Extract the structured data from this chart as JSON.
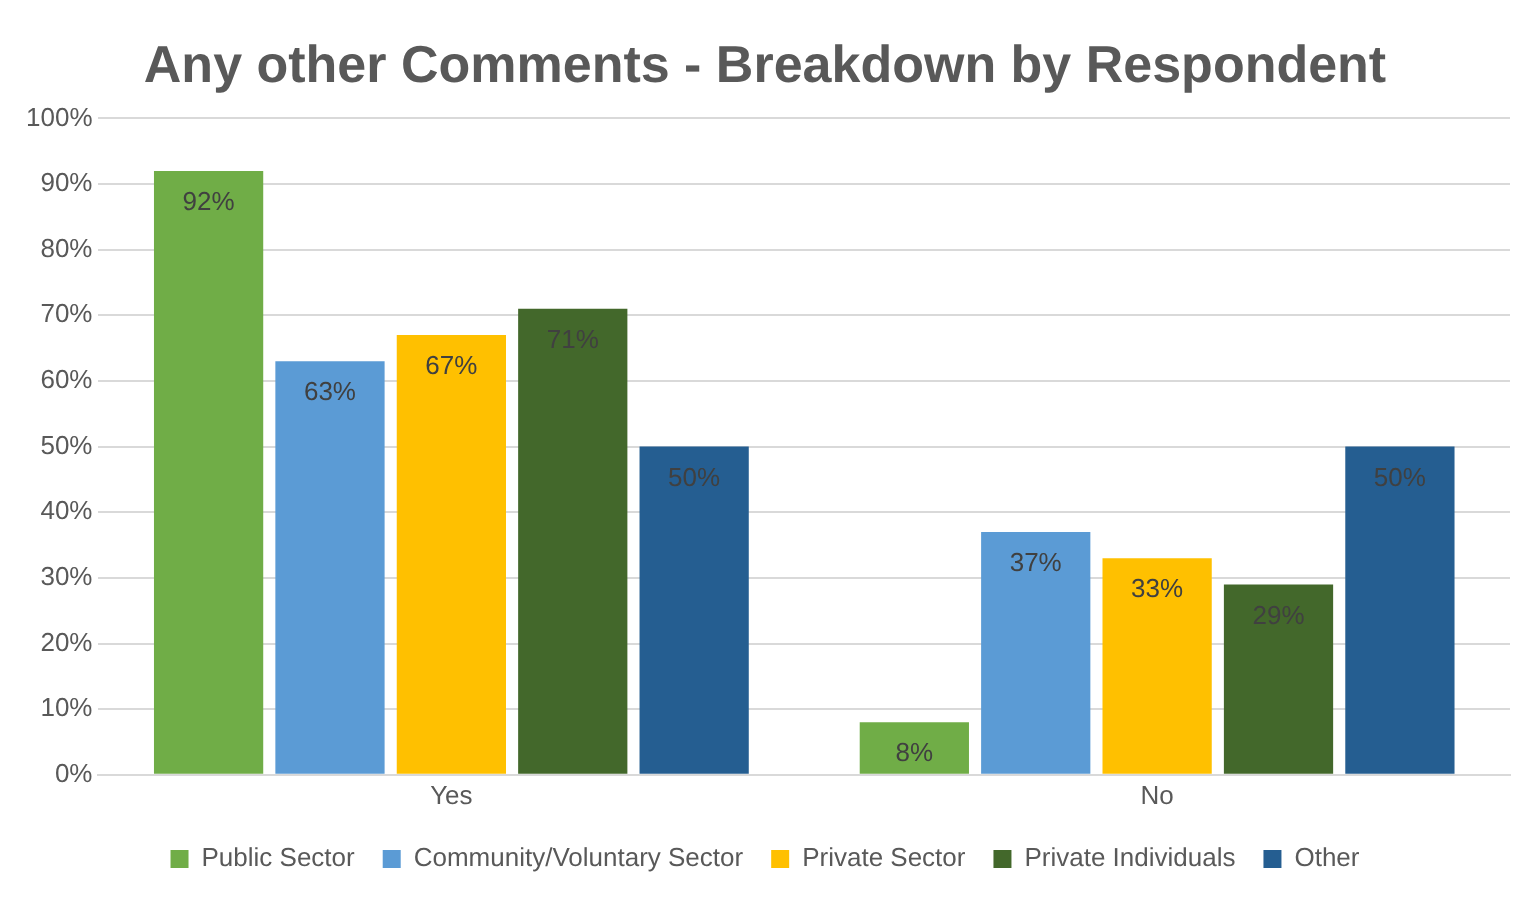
{
  "chart_data": {
    "type": "bar",
    "title": "Any other Comments - Breakdown by Respondent",
    "categories": [
      "Yes",
      "No"
    ],
    "series": [
      {
        "name": "Public Sector",
        "color": "#70ad47",
        "values": [
          92,
          8
        ],
        "value_labels": [
          "92%",
          "8%"
        ]
      },
      {
        "name": "Community/Voluntary Sector",
        "color": "#5b9bd5",
        "values": [
          63,
          37
        ],
        "value_labels": [
          "63%",
          "37%"
        ]
      },
      {
        "name": "Private Sector",
        "color": "#ffc000",
        "values": [
          67,
          33
        ],
        "value_labels": [
          "67%",
          "33%"
        ]
      },
      {
        "name": "Private Individuals",
        "color": "#43682b",
        "values": [
          71,
          29
        ],
        "value_labels": [
          "71%",
          "29%"
        ]
      },
      {
        "name": "Other",
        "color": "#255e91",
        "values": [
          50,
          50
        ],
        "value_labels": [
          "50%",
          "50%"
        ]
      }
    ],
    "ylim": [
      0,
      100
    ],
    "yticks": [
      {
        "value": 0,
        "label": "0%"
      },
      {
        "value": 10,
        "label": "10%"
      },
      {
        "value": 20,
        "label": "20%"
      },
      {
        "value": 30,
        "label": "30%"
      },
      {
        "value": 40,
        "label": "40%"
      },
      {
        "value": 50,
        "label": "50%"
      },
      {
        "value": 60,
        "label": "60%"
      },
      {
        "value": 70,
        "label": "70%"
      },
      {
        "value": 80,
        "label": "80%"
      },
      {
        "value": 90,
        "label": "90%"
      },
      {
        "value": 100,
        "label": "100%"
      }
    ],
    "grid": "y",
    "legend": "bottom"
  }
}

§ **What is required**
Report each line of the material above where the word "name" appears.

§ **Expected answer**
        "name": "Public Sector",
        "name": "Community/Voluntary Sector",
        "name": "Private Sector",
        "name": "Private Individuals",
        "name": "Other",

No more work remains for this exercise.